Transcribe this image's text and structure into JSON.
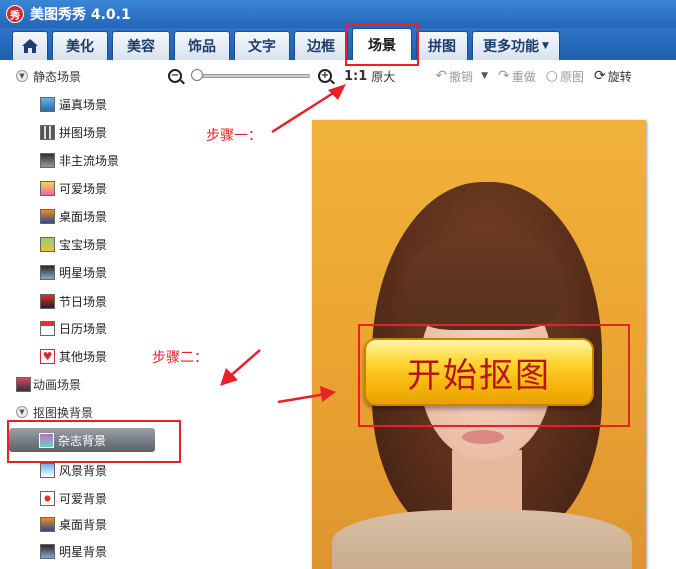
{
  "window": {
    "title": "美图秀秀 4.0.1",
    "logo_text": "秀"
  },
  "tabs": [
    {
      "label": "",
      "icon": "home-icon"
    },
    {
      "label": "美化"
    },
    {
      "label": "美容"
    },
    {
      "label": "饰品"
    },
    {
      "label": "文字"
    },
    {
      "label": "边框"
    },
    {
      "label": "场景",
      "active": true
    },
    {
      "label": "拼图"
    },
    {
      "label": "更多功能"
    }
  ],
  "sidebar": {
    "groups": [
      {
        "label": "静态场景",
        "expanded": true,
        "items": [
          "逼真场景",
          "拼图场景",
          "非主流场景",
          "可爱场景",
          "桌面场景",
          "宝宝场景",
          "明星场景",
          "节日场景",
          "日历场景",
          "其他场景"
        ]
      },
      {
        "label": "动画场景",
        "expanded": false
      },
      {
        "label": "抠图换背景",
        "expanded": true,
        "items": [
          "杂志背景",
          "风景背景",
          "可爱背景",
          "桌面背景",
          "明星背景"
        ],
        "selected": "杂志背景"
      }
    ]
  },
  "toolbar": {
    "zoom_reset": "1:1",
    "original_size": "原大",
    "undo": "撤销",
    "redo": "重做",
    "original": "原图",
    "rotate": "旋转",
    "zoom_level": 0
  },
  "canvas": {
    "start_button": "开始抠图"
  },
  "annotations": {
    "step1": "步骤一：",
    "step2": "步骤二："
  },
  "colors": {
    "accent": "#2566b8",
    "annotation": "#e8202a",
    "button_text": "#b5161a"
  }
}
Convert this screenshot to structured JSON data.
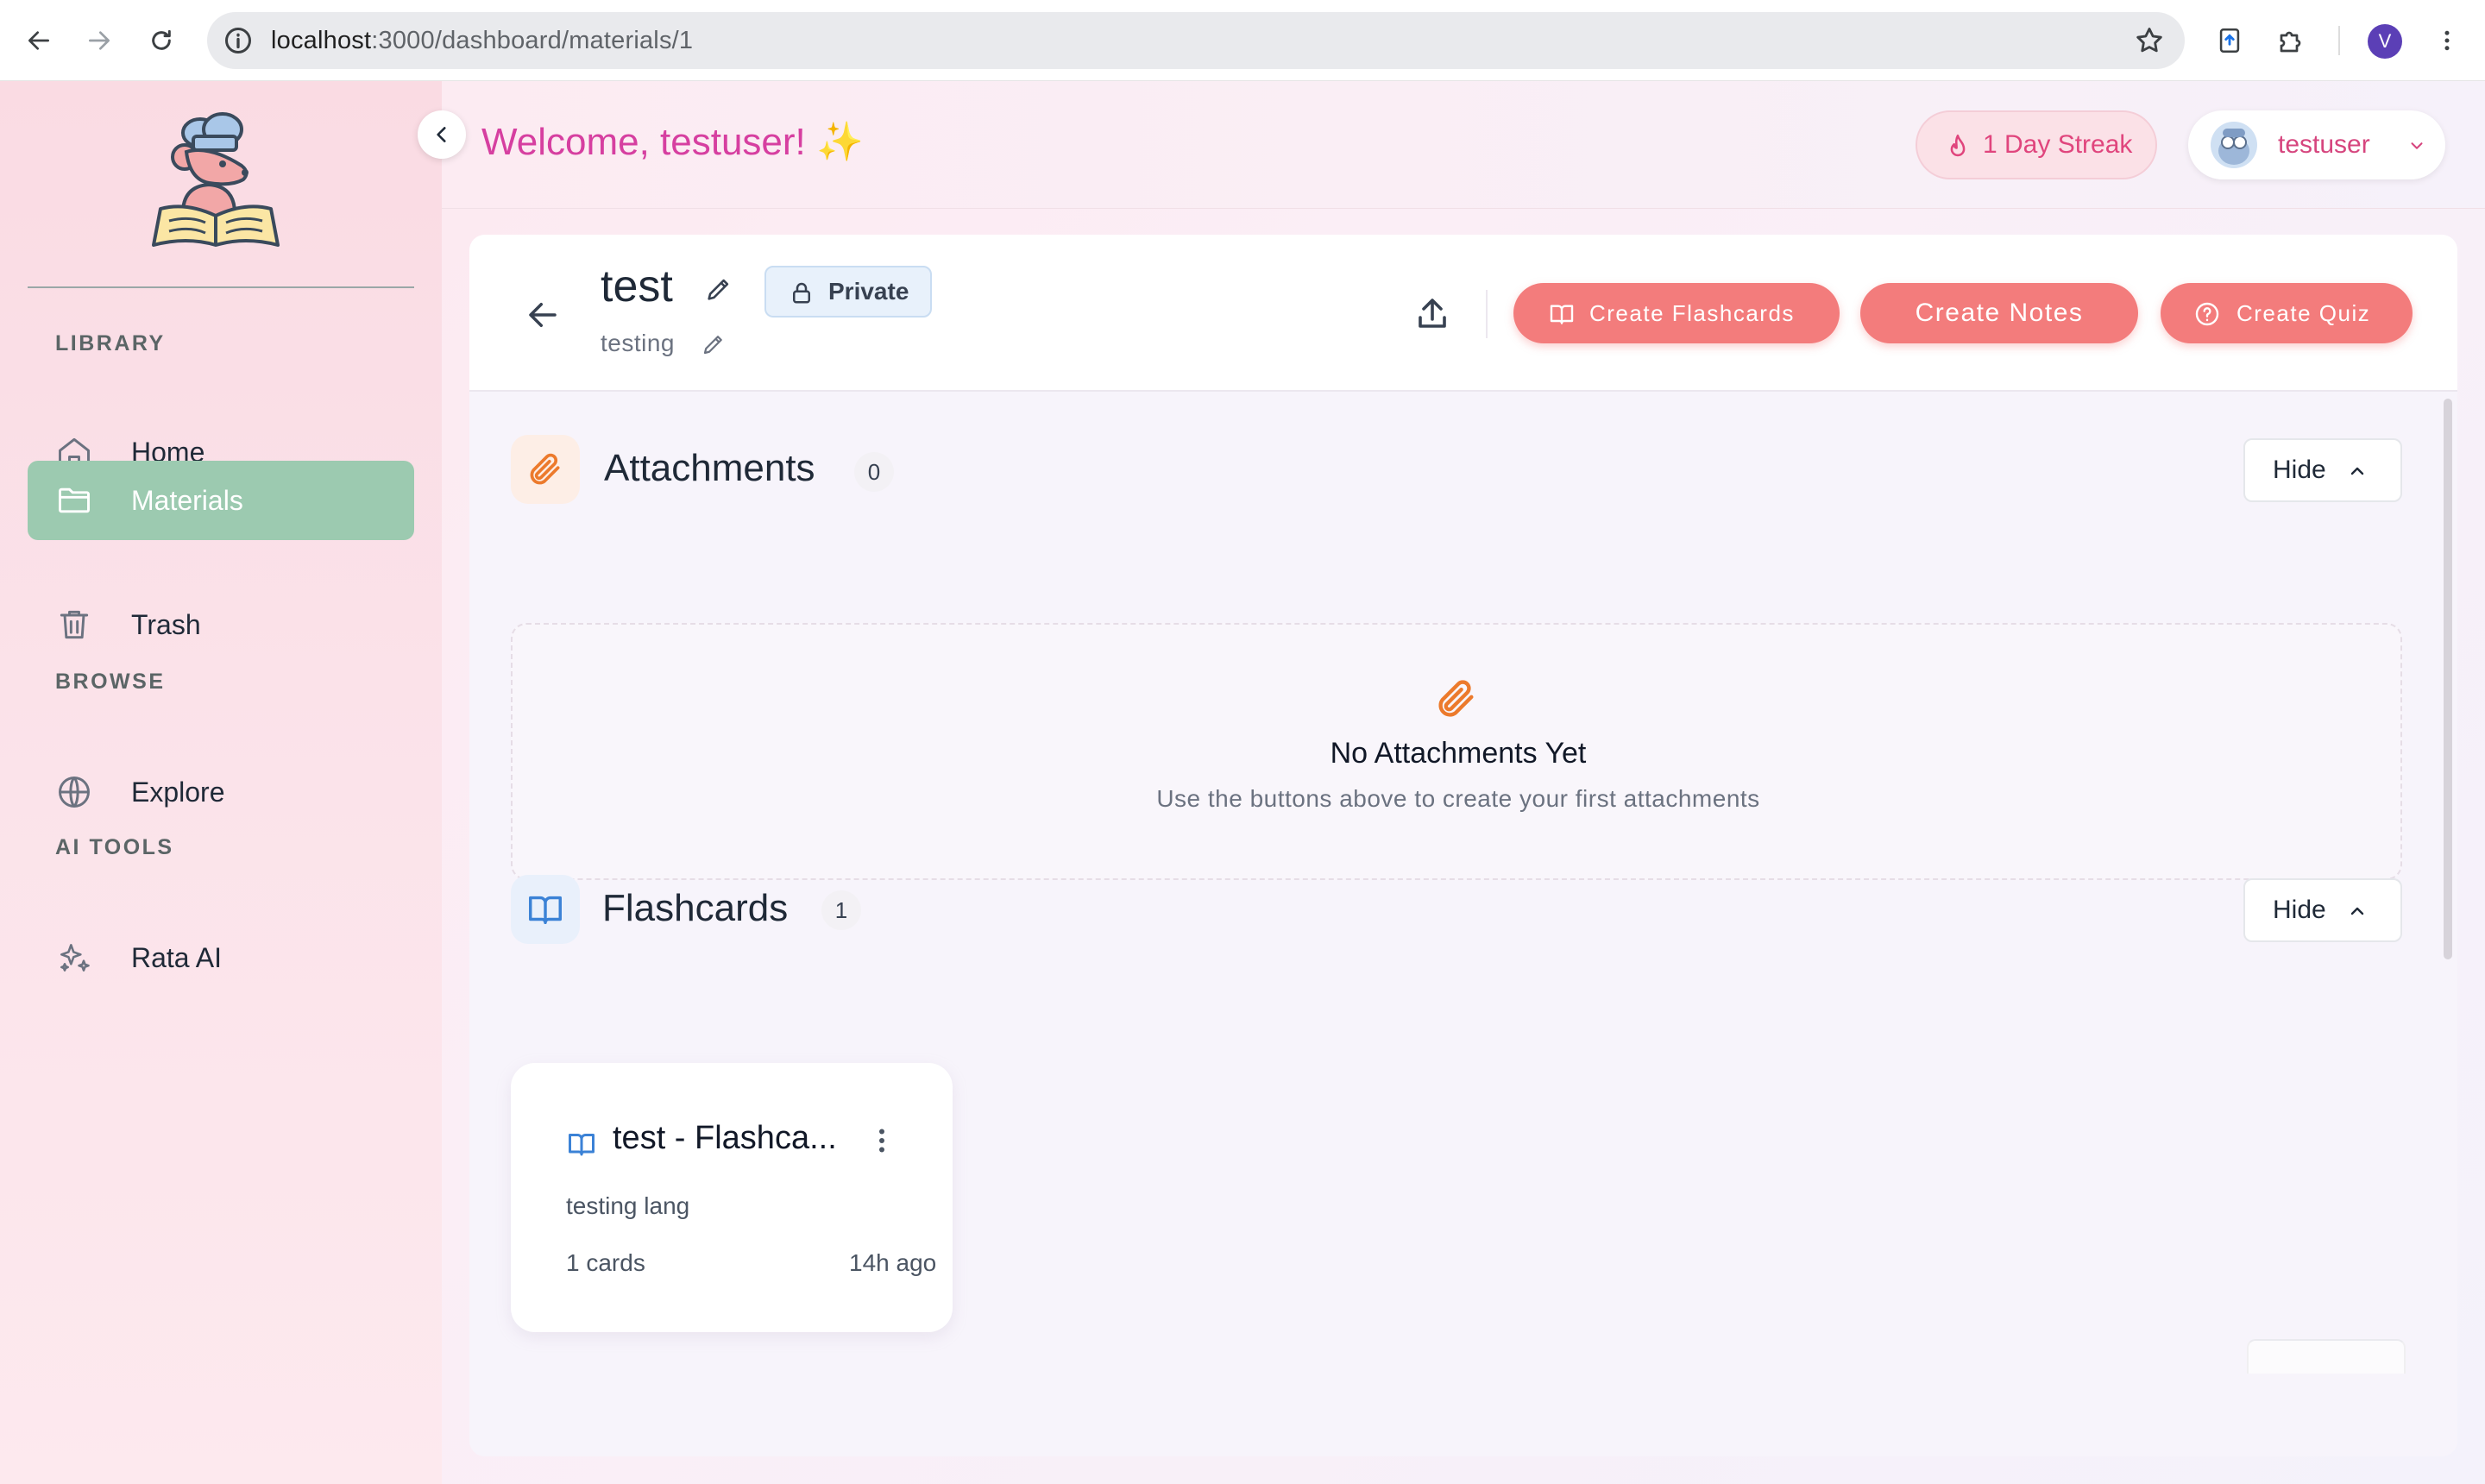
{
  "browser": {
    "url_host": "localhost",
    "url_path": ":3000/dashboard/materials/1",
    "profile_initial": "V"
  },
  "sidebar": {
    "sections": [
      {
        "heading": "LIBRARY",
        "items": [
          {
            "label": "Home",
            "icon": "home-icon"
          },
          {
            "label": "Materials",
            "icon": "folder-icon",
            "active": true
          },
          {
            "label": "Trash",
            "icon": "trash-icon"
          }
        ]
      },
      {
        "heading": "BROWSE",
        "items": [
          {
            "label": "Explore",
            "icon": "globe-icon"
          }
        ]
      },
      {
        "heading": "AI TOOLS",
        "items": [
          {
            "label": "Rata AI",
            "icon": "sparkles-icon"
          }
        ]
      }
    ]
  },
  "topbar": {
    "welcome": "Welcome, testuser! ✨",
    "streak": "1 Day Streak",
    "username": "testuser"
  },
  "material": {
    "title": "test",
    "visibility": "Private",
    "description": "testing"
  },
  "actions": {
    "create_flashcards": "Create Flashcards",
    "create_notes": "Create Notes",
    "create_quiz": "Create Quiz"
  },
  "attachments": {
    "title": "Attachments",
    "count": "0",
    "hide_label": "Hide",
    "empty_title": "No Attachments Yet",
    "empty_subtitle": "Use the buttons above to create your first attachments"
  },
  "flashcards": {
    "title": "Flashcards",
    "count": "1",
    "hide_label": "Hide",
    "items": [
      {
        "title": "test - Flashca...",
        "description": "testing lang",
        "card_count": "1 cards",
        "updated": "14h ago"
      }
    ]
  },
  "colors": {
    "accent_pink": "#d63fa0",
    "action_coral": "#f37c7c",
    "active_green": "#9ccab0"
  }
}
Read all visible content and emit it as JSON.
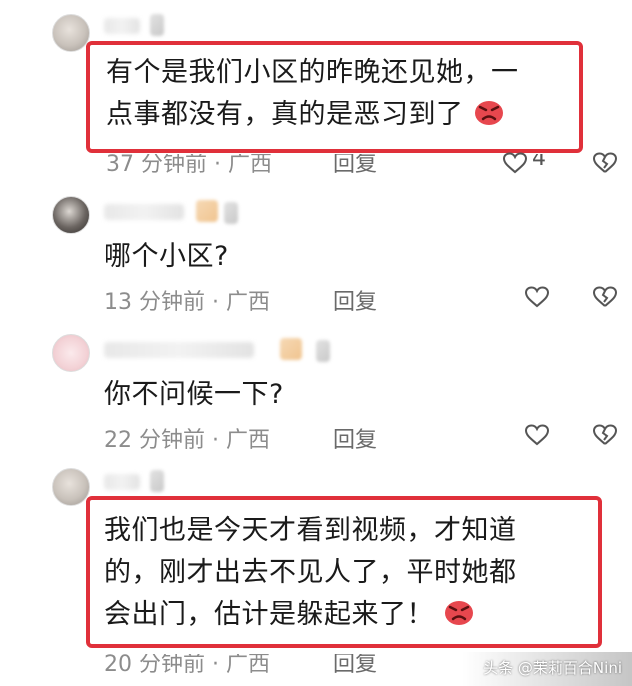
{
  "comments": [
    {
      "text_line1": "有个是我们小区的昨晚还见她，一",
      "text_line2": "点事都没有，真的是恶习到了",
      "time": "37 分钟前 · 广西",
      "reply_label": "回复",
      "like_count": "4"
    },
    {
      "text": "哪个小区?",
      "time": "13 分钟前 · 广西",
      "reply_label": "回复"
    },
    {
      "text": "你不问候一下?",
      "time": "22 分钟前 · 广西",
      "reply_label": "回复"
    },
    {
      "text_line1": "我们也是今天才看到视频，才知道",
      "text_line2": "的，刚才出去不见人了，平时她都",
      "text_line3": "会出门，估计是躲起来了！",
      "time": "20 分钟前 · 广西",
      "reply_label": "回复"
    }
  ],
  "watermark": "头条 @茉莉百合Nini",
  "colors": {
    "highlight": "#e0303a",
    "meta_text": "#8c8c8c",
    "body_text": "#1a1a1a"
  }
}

_ _ _

> WHAT NEEDS TO BE DONE
Transcribe the material exactly, and leave out whatever pictures it holds.

> ANSWER TO THIS EXERCISE
Transcribe this image's text and structure into JSON.
{
  "window": {
    "title": "美图秀秀 4.0.1",
    "logo_text": "秀"
  },
  "tabs": [
    {
      "label": "",
      "icon": "home-icon"
    },
    {
      "label": "美化"
    },
    {
      "label": "美容"
    },
    {
      "label": "饰品"
    },
    {
      "label": "文字"
    },
    {
      "label": "边框"
    },
    {
      "label": "场景",
      "active": true
    },
    {
      "label": "拼图"
    },
    {
      "label": "更多功能"
    }
  ],
  "sidebar": {
    "groups": [
      {
        "label": "静态场景",
        "expanded": true,
        "items": [
          "逼真场景",
          "拼图场景",
          "非主流场景",
          "可爱场景",
          "桌面场景",
          "宝宝场景",
          "明星场景",
          "节日场景",
          "日历场景",
          "其他场景"
        ]
      },
      {
        "label": "动画场景",
        "expanded": false
      },
      {
        "label": "抠图换背景",
        "expanded": true,
        "items": [
          "杂志背景",
          "风景背景",
          "可爱背景",
          "桌面背景",
          "明星背景"
        ],
        "selected": "杂志背景"
      }
    ]
  },
  "toolbar": {
    "zoom_reset": "1:1",
    "original_size": "原大",
    "undo": "撤销",
    "redo": "重做",
    "original": "原图",
    "rotate": "旋转",
    "zoom_level": 0
  },
  "canvas": {
    "start_button": "开始抠图"
  },
  "annotations": {
    "step1": "步骤一：",
    "step2": "步骤二："
  },
  "colors": {
    "accent": "#2566b8",
    "annotation": "#e8202a",
    "button_text": "#b5161a"
  }
}
Convert this screenshot to structured JSON data.
{
  "browser": {
    "url_host": "localhost",
    "url_path": ":3000/dashboard/materials/1",
    "profile_initial": "V"
  },
  "sidebar": {
    "sections": [
      {
        "heading": "LIBRARY",
        "items": [
          {
            "label": "Home",
            "icon": "home-icon"
          },
          {
            "label": "Materials",
            "icon": "folder-icon",
            "active": true
          },
          {
            "label": "Trash",
            "icon": "trash-icon"
          }
        ]
      },
      {
        "heading": "BROWSE",
        "items": [
          {
            "label": "Explore",
            "icon": "globe-icon"
          }
        ]
      },
      {
        "heading": "AI TOOLS",
        "items": [
          {
            "label": "Rata AI",
            "icon": "sparkles-icon"
          }
        ]
      }
    ]
  },
  "topbar": {
    "welcome": "Welcome, testuser! ✨",
    "streak": "1 Day Streak",
    "username": "testuser"
  },
  "material": {
    "title": "test",
    "visibility": "Private",
    "description": "testing"
  },
  "actions": {
    "create_flashcards": "Create Flashcards",
    "create_notes": "Create Notes",
    "create_quiz": "Create Quiz"
  },
  "attachments": {
    "title": "Attachments",
    "count": "0",
    "hide_label": "Hide",
    "empty_title": "No Attachments Yet",
    "empty_subtitle": "Use the buttons above to create your first attachments"
  },
  "flashcards": {
    "title": "Flashcards",
    "count": "1",
    "hide_label": "Hide",
    "items": [
      {
        "title": "test - Flashca...",
        "description": "testing lang",
        "card_count": "1 cards",
        "updated": "14h ago"
      }
    ]
  },
  "colors": {
    "accent_pink": "#d63fa0",
    "action_coral": "#f37c7c",
    "active_green": "#9ccab0"
  }
}
Read all visible content and emit it as JSON.
{
  "comments": [
    {
      "text_line1": "有个是我们小区的昨晚还见她，一",
      "text_line2": "点事都没有，真的是恶习到了",
      "time": "37 分钟前 · 广西",
      "reply_label": "回复",
      "like_count": "4"
    },
    {
      "text": "哪个小区?",
      "time": "13 分钟前 · 广西",
      "reply_label": "回复"
    },
    {
      "text": "你不问候一下?",
      "time": "22 分钟前 · 广西",
      "reply_label": "回复"
    },
    {
      "text_line1": "我们也是今天才看到视频，才知道",
      "text_line2": "的，刚才出去不见人了，平时她都",
      "text_line3": "会出门，估计是躲起来了！",
      "time": "20 分钟前 · 广西",
      "reply_label": "回复"
    }
  ],
  "watermark": "头条 @茉莉百合Nini",
  "colors": {
    "highlight": "#e0303a",
    "meta_text": "#8c8c8c",
    "body_text": "#1a1a1a"
  }
}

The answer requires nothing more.